Texte source:
Tout d’abord, il y a l’argument réglementaire : embarquer des travaux de rénovation thermique dans le cadre d’une opération de ravalement est obligatoire. Beaucoup de dossiers qui nous parviennent et qui comprennent des travaux de rénovation thermique ont initialement été retoqués par les municipalités car celles-ci sont vigilantes quant au respect de cette obligation. Mais ce « surcoût » peut parfois freiner les copropriétaires pour la réalisation du ravalement, et les faire renoncer à l’opération.
Ensuite, il y a l’argument du confort thermique généré par les travaux d’isolation, qui vont générer une amélioration du cadre de vie et du confort quotidien des occupants. Ici, on ne parle plus de retour sur investissement ou de plus-value, mais bien de quelque chose qui est perceptible dès réception des travaux. Le corollaire de ce confort, c’est la diminution de la facture énergétique. Là encore, l’effet est quasiment immédiat : un habitat bien isolé, ce sont des occupants qui voient leurs charges baisser.

Enregistrements sources:
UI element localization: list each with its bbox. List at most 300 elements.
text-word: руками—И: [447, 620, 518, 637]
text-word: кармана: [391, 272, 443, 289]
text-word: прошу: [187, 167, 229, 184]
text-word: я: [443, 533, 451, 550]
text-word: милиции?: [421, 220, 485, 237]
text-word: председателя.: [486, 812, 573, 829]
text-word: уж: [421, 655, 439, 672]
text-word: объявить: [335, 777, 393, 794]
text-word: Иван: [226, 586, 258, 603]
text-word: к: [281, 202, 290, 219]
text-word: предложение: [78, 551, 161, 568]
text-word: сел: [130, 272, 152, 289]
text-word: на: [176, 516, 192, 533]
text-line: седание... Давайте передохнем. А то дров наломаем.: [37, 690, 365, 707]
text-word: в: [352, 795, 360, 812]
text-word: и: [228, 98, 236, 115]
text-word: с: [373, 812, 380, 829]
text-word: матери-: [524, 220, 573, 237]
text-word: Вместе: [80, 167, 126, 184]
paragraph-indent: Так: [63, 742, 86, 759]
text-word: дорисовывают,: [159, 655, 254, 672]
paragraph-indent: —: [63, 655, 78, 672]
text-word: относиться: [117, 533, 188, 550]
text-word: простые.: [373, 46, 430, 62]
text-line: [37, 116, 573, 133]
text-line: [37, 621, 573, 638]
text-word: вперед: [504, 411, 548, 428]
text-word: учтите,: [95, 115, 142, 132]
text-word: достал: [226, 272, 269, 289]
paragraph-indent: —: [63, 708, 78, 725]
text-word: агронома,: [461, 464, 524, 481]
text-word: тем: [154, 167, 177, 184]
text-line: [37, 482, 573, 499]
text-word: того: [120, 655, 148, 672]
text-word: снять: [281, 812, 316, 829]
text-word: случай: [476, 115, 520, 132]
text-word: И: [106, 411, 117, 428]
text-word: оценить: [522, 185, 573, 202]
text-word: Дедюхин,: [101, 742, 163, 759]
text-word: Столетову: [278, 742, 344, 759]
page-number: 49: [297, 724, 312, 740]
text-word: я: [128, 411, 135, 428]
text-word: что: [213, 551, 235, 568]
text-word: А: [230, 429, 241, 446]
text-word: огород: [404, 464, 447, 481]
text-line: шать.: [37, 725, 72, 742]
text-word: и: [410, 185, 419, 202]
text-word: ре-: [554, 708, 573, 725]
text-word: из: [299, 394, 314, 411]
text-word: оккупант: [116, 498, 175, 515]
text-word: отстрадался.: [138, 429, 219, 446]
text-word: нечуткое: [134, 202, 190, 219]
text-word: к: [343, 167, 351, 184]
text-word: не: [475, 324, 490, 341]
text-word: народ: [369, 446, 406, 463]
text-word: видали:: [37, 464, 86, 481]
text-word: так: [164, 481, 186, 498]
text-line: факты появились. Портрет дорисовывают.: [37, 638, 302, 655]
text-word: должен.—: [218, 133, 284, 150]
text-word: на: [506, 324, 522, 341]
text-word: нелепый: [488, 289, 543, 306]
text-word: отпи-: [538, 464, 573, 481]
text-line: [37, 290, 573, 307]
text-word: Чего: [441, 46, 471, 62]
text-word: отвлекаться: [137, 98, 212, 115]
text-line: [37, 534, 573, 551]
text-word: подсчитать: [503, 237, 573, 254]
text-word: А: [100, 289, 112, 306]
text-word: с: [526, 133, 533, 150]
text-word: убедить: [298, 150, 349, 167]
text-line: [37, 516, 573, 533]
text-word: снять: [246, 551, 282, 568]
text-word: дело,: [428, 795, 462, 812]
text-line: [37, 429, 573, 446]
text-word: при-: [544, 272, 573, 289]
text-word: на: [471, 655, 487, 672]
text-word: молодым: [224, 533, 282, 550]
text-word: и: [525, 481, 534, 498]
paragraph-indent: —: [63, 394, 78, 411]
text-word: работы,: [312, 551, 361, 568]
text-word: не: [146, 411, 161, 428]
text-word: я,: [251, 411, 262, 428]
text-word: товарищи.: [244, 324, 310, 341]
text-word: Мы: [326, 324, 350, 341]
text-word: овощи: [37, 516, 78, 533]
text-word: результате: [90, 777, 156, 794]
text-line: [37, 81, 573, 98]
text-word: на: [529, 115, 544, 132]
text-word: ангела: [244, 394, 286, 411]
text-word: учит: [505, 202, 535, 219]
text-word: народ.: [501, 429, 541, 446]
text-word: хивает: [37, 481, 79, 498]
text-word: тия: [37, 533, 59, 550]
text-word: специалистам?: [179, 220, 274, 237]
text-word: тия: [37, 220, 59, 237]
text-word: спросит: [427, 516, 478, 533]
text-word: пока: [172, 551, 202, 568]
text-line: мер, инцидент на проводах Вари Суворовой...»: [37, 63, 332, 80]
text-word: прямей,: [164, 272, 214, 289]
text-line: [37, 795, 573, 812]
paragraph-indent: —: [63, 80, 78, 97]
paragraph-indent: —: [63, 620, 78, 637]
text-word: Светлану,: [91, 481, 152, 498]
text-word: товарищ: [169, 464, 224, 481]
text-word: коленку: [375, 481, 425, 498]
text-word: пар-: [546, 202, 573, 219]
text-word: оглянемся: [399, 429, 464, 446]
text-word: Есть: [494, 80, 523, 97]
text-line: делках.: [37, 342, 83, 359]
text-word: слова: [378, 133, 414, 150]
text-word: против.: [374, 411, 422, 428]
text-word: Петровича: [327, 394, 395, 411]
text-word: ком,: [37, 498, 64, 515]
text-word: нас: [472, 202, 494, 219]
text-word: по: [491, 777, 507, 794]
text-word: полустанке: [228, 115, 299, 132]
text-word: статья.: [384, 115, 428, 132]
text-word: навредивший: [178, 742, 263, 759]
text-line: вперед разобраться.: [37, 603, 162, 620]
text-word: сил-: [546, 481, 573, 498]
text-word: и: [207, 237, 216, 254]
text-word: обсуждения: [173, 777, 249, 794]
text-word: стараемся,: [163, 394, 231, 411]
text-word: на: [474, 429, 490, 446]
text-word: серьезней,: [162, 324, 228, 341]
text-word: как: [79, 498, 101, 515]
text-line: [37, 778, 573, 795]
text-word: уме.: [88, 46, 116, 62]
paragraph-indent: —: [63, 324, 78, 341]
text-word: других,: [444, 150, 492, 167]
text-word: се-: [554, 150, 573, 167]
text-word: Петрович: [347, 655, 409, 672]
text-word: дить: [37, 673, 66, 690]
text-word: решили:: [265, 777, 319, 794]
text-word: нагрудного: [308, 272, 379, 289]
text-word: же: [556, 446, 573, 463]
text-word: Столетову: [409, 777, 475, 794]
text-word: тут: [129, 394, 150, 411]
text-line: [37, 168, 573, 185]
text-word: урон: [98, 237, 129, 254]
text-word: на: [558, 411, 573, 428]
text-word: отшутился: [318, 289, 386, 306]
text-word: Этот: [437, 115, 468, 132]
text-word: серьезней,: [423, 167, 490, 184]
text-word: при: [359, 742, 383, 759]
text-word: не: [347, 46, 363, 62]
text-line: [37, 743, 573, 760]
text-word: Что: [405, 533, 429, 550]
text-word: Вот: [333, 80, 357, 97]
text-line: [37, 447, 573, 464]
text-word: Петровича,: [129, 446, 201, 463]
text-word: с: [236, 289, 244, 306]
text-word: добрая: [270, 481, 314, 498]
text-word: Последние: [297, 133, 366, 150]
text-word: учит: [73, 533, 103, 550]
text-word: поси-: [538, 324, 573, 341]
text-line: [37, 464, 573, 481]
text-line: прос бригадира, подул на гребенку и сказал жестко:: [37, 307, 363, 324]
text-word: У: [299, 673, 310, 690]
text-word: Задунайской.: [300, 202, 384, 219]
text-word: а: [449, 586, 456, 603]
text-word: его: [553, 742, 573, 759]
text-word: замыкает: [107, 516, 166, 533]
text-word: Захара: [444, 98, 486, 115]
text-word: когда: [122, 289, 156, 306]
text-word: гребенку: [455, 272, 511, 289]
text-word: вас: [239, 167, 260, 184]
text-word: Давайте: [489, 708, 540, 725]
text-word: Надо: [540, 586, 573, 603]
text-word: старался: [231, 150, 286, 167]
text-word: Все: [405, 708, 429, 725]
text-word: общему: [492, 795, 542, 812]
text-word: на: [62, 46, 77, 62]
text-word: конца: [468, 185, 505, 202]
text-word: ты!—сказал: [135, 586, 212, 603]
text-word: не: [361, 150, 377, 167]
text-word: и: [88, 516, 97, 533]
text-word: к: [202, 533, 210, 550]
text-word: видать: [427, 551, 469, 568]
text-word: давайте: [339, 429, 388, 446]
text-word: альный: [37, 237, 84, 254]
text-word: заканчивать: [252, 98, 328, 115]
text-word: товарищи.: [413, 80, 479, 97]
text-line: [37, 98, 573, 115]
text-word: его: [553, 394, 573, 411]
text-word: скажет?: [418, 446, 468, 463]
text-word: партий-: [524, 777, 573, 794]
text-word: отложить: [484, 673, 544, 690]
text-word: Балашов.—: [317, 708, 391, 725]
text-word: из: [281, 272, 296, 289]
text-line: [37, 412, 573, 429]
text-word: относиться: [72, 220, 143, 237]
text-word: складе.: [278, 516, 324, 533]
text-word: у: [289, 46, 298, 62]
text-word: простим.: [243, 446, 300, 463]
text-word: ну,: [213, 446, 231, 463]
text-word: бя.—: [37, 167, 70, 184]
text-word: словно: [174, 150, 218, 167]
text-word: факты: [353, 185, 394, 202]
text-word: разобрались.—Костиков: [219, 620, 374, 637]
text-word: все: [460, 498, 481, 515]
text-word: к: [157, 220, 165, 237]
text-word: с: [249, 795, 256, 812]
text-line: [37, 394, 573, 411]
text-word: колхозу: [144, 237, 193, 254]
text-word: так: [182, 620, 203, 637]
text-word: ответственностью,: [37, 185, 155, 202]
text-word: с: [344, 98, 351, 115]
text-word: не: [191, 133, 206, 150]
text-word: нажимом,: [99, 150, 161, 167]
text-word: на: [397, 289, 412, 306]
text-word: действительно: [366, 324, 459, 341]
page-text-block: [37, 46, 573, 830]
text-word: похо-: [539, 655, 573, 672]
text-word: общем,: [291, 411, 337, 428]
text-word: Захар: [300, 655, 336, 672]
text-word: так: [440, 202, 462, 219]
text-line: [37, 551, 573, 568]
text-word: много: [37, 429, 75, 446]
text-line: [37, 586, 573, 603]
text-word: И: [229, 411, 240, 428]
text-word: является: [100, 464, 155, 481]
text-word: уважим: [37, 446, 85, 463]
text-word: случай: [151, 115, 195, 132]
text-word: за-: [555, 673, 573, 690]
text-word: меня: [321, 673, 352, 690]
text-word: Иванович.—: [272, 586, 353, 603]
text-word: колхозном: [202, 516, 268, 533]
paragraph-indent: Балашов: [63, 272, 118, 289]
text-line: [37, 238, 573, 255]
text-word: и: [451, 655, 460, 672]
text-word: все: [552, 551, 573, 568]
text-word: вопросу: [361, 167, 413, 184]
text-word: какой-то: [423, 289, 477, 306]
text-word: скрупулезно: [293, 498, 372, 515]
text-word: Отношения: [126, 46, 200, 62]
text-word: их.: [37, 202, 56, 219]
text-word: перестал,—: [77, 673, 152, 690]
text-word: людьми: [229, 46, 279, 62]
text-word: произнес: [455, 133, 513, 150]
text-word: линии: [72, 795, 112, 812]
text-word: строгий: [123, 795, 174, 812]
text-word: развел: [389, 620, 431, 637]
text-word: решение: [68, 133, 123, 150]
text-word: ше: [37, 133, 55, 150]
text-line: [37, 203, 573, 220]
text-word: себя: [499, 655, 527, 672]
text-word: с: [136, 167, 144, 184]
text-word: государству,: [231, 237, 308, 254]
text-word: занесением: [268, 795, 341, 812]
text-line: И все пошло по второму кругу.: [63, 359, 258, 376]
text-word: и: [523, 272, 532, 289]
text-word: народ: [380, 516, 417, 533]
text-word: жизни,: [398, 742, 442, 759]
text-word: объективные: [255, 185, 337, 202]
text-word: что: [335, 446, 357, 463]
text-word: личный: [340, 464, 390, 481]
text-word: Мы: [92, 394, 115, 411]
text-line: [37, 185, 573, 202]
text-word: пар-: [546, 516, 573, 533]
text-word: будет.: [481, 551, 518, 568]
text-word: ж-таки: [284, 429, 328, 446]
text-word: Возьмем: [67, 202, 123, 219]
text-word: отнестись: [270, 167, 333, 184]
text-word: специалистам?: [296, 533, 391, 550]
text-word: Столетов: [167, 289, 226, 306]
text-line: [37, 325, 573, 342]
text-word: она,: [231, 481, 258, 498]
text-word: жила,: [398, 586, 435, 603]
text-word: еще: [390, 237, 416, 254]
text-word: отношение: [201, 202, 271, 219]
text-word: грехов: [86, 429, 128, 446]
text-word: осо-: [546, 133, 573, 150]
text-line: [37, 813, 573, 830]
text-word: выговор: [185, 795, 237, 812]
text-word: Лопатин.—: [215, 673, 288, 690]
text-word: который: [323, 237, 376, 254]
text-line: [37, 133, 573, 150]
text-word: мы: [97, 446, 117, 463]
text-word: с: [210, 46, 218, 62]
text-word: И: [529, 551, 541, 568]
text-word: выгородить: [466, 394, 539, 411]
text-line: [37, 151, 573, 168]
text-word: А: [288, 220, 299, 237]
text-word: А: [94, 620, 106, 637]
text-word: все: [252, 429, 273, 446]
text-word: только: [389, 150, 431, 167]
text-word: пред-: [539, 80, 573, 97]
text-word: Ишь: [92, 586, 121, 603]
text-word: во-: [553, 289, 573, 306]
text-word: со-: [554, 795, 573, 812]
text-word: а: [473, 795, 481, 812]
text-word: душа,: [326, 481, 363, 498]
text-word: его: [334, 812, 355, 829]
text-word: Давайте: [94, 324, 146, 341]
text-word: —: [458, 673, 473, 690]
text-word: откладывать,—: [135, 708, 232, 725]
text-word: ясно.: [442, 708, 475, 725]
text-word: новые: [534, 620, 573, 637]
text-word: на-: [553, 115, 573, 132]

Consignes de travail:
**1)** Recopiez fidèlement le passage du texte sur la rénovation thermique qui commence par « Ensuite, il y » et se termine par « leurs charges baisser. ».
**2)** Répondez à ces questions d'après le texte sur la rénovation thermique :
(a) Pourquoi les municipalités ont-elles initialement retoqué beaucoup de dossiers ?
(b) Quel est le corollaire du confort thermique ?
(c) Que voient les occupants d'un habitat bien isolé ?
**3)** Prolongez le texte sur la rénovation thermique à partir de sa dernière phrase.
Les enregistrements n'ont aucun lien avec le texte sur la rénovation thermique.

Réponses attendues:
**1)**
Ensuite, il y a l’argument du confort thermique généré par les travaux d’isolation, qui vont générer une amélioration du cadre de vie et du confort quotidien des occupants. Ici, on ne parle plus de retour sur investissement ou de plus-value, mais bien de quelque chose qui est perceptible dès réception des travaux. Le corollaire de ce confort, c’est la diminution de la facture énergétique. Là encore, l’effet est quasiment immédiat : un habitat bien isolé, ce sont des occupants qui voient leurs charges baisser.

**2)**
(a) Parce qu'elles sont vigilantes quant au respect de l'obligation d'embarquer des travaux de rénovation thermique dans une opération de ravalement.
(b) La diminution de la facture énergétique.
(c) Ils voient leurs charges baisser.

**3)**
Un autre argument imparable, selon la situation de l’immeuble, c’est le risque de perte de valeur à la revente, quand d’autres immeubles neufs se sont construits, ou vont se construire aux alentours. Ces immeubles neufs sont aux normes, avec une étiquette énergétique A ou B, alors que la copropriété à rénover se positionne en classe E ou F… ce qui peut rebuter les acheteurs.
Enfin, un argument peut emporter la décision : les aides financières, comme les crédits d’impôts, les Certificats d’Économies d’Énergie, ou les aides directes de l’ANAH ou de l’ADEME dont chacun des copropriétaires pourra bénéficier. C’est là que l’ingénierie financière prend toute son importance.
Ce que l’on constate, par contre, c’est que l’argument écologique et la diminution de l’empreinte carbone, ne font pas mouche face aux frais à engager.
Quel est donc le planning d’une rénovation réussie ?
Les dossiers qui aboutissent sont ceux qui ont été préparés en amont avec les différentes personnes compétentes, à savoir, l’équipe de maîtrise d’œuvre, le syndic et les conseils syndicaux sur l’ensemble du projet, et pas uniquement sur les aspects techniques et esthétiques. Il faut également intégrer l’ingénierie financière. Par ailleurs, des réunions d’informations seront indispensables pour présenter le projet aux copropriétaires.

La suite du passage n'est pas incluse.